##### Data supplied
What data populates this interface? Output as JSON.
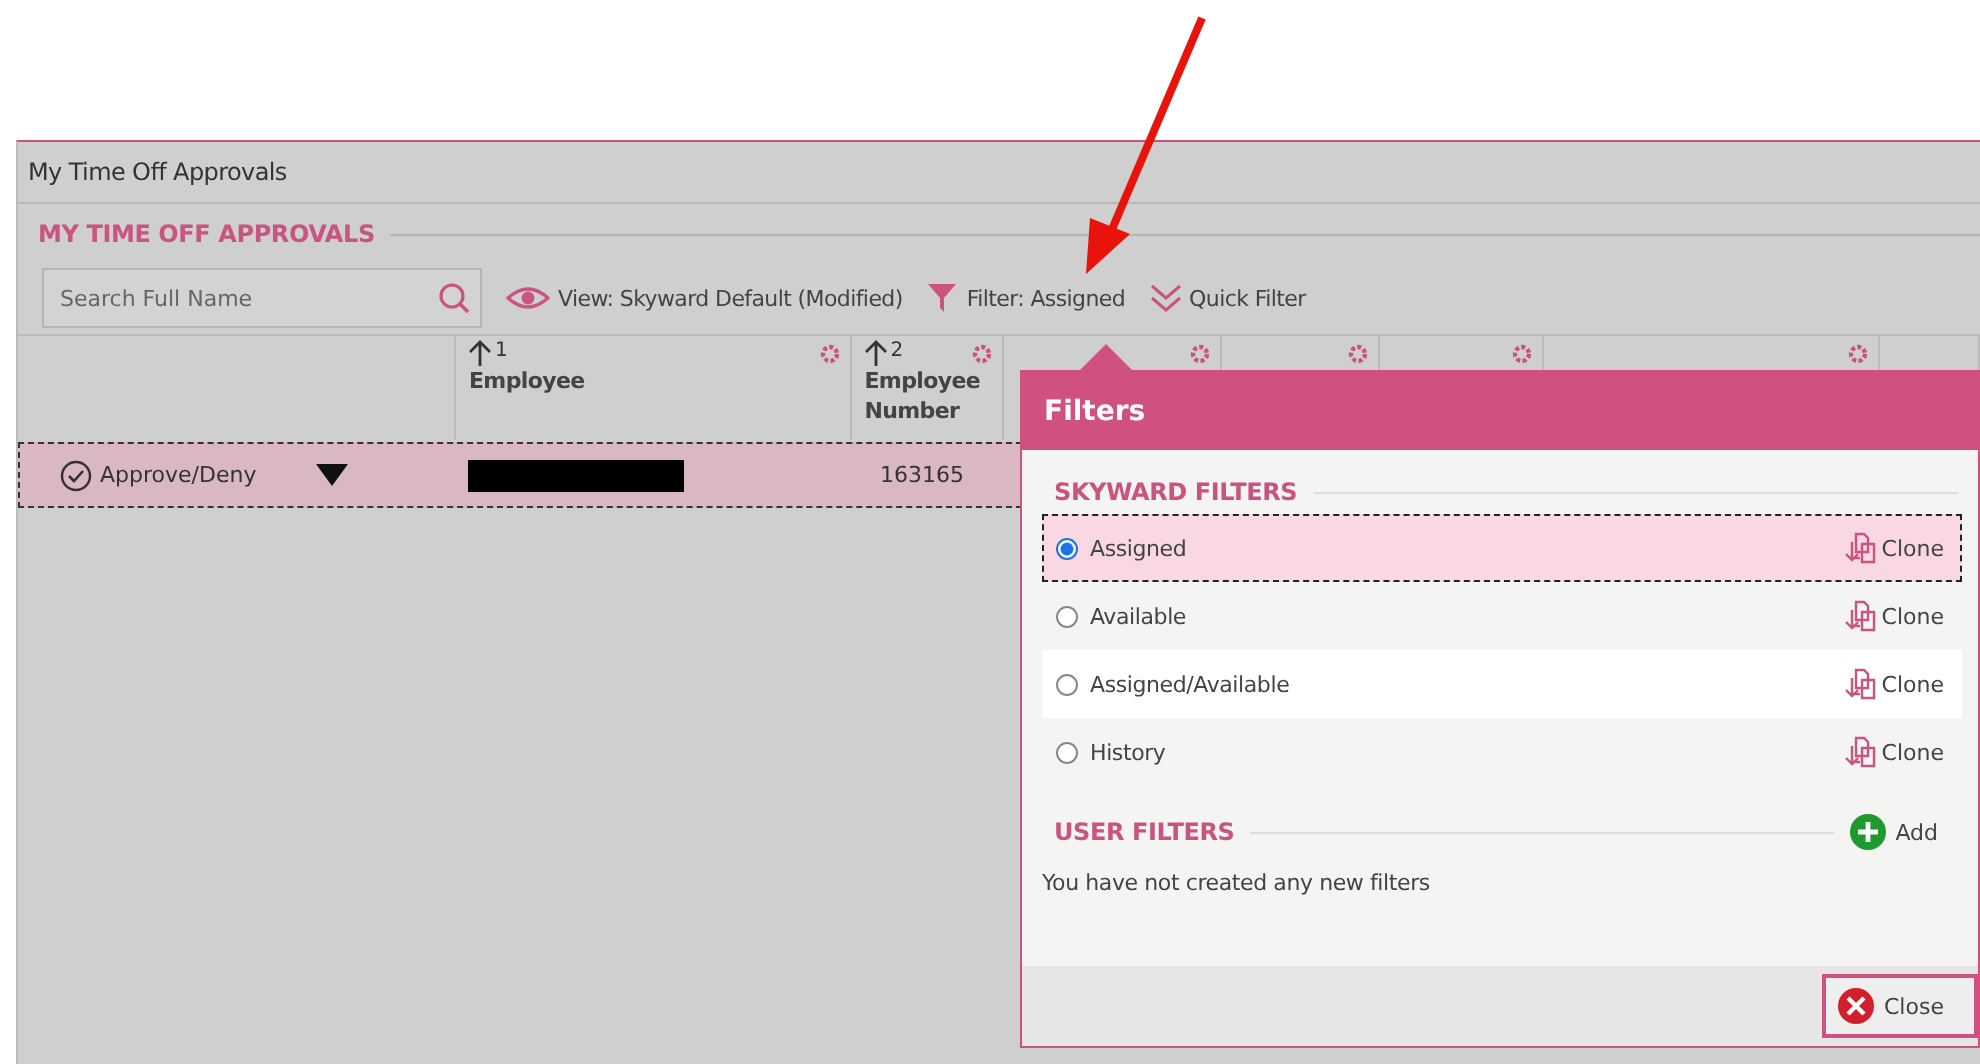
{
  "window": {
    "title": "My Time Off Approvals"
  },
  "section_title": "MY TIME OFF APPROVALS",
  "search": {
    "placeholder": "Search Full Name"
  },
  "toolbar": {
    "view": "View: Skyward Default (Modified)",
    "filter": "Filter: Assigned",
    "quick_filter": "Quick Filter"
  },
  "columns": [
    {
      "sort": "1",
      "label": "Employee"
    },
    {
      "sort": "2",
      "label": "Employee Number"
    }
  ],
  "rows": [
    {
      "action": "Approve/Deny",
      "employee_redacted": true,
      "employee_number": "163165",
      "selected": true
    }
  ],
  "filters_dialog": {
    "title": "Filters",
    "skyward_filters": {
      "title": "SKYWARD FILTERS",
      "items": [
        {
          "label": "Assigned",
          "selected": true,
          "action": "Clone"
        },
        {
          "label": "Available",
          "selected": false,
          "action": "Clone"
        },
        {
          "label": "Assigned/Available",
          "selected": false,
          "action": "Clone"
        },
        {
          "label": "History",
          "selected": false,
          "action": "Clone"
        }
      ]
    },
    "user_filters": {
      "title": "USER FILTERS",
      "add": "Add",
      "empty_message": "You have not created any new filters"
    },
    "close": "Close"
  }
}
##########
### Instruction
Reproduce the whole listing exactly, but not the images in it.

### Reply to the exercise
What data populates this interface? Output as JSON.
{
  "window": {
    "title": "My Time Off Approvals"
  },
  "section_title": "MY TIME OFF APPROVALS",
  "search": {
    "placeholder": "Search Full Name"
  },
  "toolbar": {
    "view": "View: Skyward Default (Modified)",
    "filter": "Filter: Assigned",
    "quick_filter": "Quick Filter"
  },
  "columns": [
    {
      "sort": "1",
      "label": "Employee"
    },
    {
      "sort": "2",
      "label": "Employee Number"
    }
  ],
  "rows": [
    {
      "action": "Approve/Deny",
      "employee_redacted": true,
      "employee_number": "163165",
      "selected": true
    }
  ],
  "filters_dialog": {
    "title": "Filters",
    "skyward_filters": {
      "title": "SKYWARD FILTERS",
      "items": [
        {
          "label": "Assigned",
          "selected": true,
          "action": "Clone"
        },
        {
          "label": "Available",
          "selected": false,
          "action": "Clone"
        },
        {
          "label": "Assigned/Available",
          "selected": false,
          "action": "Clone"
        },
        {
          "label": "History",
          "selected": false,
          "action": "Clone"
        }
      ]
    },
    "user_filters": {
      "title": "USER FILTERS",
      "add": "Add",
      "empty_message": "You have not created any new filters"
    },
    "close": "Close"
  }
}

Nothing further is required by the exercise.